>> Start The data

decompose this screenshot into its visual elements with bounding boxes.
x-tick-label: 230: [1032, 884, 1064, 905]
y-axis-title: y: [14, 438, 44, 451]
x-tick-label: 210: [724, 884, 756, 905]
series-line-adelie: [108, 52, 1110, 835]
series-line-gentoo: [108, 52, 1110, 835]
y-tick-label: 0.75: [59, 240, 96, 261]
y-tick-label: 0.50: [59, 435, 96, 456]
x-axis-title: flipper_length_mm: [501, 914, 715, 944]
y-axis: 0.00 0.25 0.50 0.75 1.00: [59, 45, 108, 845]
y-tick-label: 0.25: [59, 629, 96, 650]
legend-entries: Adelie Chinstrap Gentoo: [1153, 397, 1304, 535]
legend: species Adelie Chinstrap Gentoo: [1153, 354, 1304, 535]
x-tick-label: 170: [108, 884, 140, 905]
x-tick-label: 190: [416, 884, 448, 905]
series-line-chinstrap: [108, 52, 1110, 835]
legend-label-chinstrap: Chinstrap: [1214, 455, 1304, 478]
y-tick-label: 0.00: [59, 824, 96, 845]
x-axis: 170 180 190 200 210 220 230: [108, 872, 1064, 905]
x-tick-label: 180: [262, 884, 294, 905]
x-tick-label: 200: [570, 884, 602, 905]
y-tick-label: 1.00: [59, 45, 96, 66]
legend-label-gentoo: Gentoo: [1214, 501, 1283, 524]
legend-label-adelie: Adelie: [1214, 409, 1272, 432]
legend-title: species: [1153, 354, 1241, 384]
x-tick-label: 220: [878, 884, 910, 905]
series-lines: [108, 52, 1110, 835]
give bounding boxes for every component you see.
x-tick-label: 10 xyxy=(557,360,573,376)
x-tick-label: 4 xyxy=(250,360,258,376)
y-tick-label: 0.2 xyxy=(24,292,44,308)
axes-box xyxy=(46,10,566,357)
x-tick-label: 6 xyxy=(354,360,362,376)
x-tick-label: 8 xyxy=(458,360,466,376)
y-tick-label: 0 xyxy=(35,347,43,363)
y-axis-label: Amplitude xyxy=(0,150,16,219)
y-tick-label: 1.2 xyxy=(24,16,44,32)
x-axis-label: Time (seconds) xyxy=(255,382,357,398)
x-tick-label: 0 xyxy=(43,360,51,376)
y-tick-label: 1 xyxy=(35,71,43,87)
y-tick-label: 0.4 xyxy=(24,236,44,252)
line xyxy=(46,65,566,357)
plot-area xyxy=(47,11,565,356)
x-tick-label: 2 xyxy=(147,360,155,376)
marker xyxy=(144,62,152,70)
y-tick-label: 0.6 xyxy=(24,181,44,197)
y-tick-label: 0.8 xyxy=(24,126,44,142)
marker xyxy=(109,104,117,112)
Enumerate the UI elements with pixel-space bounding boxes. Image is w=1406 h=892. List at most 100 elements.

>> End The data
>> Start The data

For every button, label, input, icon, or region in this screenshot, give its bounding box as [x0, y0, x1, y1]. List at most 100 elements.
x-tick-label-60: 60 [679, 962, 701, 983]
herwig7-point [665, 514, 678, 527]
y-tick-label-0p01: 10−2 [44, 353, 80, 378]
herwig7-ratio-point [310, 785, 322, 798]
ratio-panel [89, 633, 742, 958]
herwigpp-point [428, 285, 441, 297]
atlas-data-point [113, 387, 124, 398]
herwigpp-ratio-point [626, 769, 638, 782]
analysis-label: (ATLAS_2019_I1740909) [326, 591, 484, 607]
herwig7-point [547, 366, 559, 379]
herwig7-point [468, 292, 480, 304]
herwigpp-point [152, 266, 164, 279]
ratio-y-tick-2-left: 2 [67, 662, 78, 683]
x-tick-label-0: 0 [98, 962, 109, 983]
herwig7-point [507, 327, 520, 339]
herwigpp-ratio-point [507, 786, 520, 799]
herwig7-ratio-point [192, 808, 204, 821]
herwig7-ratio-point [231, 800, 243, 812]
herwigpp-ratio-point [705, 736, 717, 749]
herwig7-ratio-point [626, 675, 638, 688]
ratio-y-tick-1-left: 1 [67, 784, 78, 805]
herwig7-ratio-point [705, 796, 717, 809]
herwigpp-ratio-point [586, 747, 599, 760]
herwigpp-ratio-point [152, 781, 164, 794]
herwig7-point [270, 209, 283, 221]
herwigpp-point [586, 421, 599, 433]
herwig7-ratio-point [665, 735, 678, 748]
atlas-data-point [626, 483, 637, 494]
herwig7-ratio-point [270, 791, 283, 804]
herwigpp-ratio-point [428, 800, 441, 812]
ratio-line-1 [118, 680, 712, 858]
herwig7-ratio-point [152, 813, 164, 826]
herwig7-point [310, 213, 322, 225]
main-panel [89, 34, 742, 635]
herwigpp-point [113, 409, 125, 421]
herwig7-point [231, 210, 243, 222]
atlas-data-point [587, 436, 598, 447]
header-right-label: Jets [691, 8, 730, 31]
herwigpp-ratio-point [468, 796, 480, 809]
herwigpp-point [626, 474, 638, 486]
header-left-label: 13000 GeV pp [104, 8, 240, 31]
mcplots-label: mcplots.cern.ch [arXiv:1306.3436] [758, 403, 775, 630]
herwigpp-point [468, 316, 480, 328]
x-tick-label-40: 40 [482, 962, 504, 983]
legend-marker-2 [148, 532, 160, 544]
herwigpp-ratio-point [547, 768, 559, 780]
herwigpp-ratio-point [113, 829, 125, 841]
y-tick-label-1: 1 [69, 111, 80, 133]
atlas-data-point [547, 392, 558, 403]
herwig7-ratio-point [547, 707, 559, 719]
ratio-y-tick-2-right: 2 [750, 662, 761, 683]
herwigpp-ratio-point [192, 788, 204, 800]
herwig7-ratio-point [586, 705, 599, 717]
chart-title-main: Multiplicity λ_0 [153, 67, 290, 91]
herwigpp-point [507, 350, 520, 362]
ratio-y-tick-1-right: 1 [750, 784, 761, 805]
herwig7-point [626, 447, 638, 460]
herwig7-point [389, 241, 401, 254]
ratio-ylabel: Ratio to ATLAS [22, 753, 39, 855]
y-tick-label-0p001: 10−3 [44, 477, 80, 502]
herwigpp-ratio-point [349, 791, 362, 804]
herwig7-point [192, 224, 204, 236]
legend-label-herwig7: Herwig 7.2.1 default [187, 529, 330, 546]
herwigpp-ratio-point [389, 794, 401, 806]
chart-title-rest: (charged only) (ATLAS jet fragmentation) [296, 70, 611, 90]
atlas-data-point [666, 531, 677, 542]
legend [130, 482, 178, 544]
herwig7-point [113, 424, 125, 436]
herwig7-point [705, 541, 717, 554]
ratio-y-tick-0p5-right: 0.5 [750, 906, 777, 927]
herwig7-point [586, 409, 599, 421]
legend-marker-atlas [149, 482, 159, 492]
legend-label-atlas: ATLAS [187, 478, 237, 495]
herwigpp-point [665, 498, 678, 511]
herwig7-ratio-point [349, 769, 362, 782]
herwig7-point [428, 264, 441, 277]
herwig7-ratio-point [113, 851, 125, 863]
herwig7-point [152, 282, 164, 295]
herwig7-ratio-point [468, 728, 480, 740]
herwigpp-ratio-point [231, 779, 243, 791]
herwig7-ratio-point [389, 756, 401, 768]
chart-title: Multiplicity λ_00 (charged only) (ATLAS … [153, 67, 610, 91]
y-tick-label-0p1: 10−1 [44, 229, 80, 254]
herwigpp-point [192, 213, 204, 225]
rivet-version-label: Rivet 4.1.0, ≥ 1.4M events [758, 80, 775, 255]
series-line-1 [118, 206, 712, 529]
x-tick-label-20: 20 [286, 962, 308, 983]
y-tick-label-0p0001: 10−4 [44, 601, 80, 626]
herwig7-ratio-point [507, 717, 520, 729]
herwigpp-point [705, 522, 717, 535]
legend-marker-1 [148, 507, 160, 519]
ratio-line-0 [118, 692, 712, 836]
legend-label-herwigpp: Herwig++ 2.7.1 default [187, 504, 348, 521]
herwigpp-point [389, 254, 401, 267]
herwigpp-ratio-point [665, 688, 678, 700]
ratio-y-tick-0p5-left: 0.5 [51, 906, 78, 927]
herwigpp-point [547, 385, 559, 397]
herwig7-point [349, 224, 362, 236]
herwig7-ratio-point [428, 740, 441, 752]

>> End The data

* _Task description_
Lay out the material from the line containing "For every button, label, input, icon, or" through the line containing "chart-title-main: Multiplicity λ_0" as a Markdown table. Use the columns Row and Text, number each line in order, and leave out any blank lines.

* _Written answer_
| Row | Text |
|---|---|
| 1 | For every button, label, input, icon, or region in this screenshot, give its bounding box as [x0, y0, x1, y1]. List at most 100 elements. |
| 2 | x-tick-label-60: 60 [679, 962, 701, 983] |
| 3 | herwig7-point [665, 514, 678, 527] |
| 4 | y-tick-label-0p01: 10−2 [44, 353, 80, 378] |
| 5 | herwig7-ratio-point [310, 785, 322, 798] |
| 6 | ratio-panel [89, 633, 742, 958] |
| 7 | herwigpp-point [428, 285, 441, 297] |
| 8 | atlas-data-point [113, 387, 124, 398] |
| 9 | herwigpp-ratio-point [626, 769, 638, 782] |
| 10 | analysis-label: (ATLAS_2019_I1740909) [326, 591, 484, 607] |
| 11 | herwig7-point [547, 366, 559, 379] |
| 12 | herwig7-point [468, 292, 480, 304] |
| 13 | herwigpp-point [152, 266, 164, 279] |
| 14 | ratio-y-tick-2-left: 2 [67, 662, 78, 683] |
| 15 | x-tick-label-0: 0 [98, 962, 109, 983] |
| 16 | herwig7-point [507, 327, 520, 339] |
| 17 | herwigpp-ratio-point [507, 786, 520, 799] |
| 18 | herwig7-ratio-point [192, 808, 204, 821] |
| 19 | herwig7-ratio-point [231, 800, 243, 812] |
| 20 | herwigpp-ratio-point [705, 736, 717, 749] |
| 21 | herwig7-ratio-point [626, 675, 638, 688] |
| 22 | ratio-y-tick-1-left: 1 [67, 784, 78, 805] |
| 23 | herwig7-ratio-point [705, 796, 717, 809] |
| 24 | herwigpp-ratio-point [586, 747, 599, 760] |
| 25 | herwigpp-ratio-point [152, 781, 164, 794] |
| 26 | herwig7-point [270, 209, 283, 221] |
| 27 | herwigpp-point [586, 421, 599, 433] |
| 28 | herwig7-ratio-point [665, 735, 678, 748] |
| 29 | atlas-data-point [626, 483, 637, 494] |
| 30 | herwig7-ratio-point [270, 791, 283, 804] |
| 31 | herwigpp-ratio-point [428, 800, 441, 812] |
| 32 | ratio-line-1 [118, 680, 712, 858] |
| 33 | herwig7-ratio-point [152, 813, 164, 826] |
| 34 | herwig7-point [310, 213, 322, 225] |
| 35 | main-panel [89, 34, 742, 635] |
| 36 | herwigpp-point [113, 409, 125, 421] |
| 37 | herwig7-point [231, 210, 243, 222] |
| 38 | atlas-data-point [587, 436, 598, 447] |
| 39 | header-right-label: Jets [691, 8, 730, 31] |
| 40 | herwigpp-ratio-point [468, 796, 480, 809] |
| 41 | herwigpp-point [626, 474, 638, 486] |
| 42 | header-left-label: 13000 GeV pp [104, 8, 240, 31] |
| 43 | mcplots-label: mcplots.cern.ch [arXiv:1306.3436] [758, 403, 775, 630] |
| 44 | herwigpp-point [468, 316, 480, 328] |
| 45 | x-tick-label-40: 40 [482, 962, 504, 983] |
| 46 | legend-marker-2 [148, 532, 160, 544] |
| 47 | herwigpp-ratio-point [547, 768, 559, 780] |
| 48 | herwigpp-ratio-point [113, 829, 125, 841] |
| 49 | y-tick-label-1: 1 [69, 111, 80, 133] |
| 50 | atlas-data-point [547, 392, 558, 403] |
| 51 | herwig7-ratio-point [547, 707, 559, 719] |
| 52 | ratio-y-tick-2-right: 2 [750, 662, 761, 683] |
| 53 | herwigpp-ratio-point [192, 788, 204, 800] |
| 54 | herwig7-ratio-point [586, 705, 599, 717] |
| 55 | chart-title-main: Multiplicity λ_0 [153, 67, 290, 91] |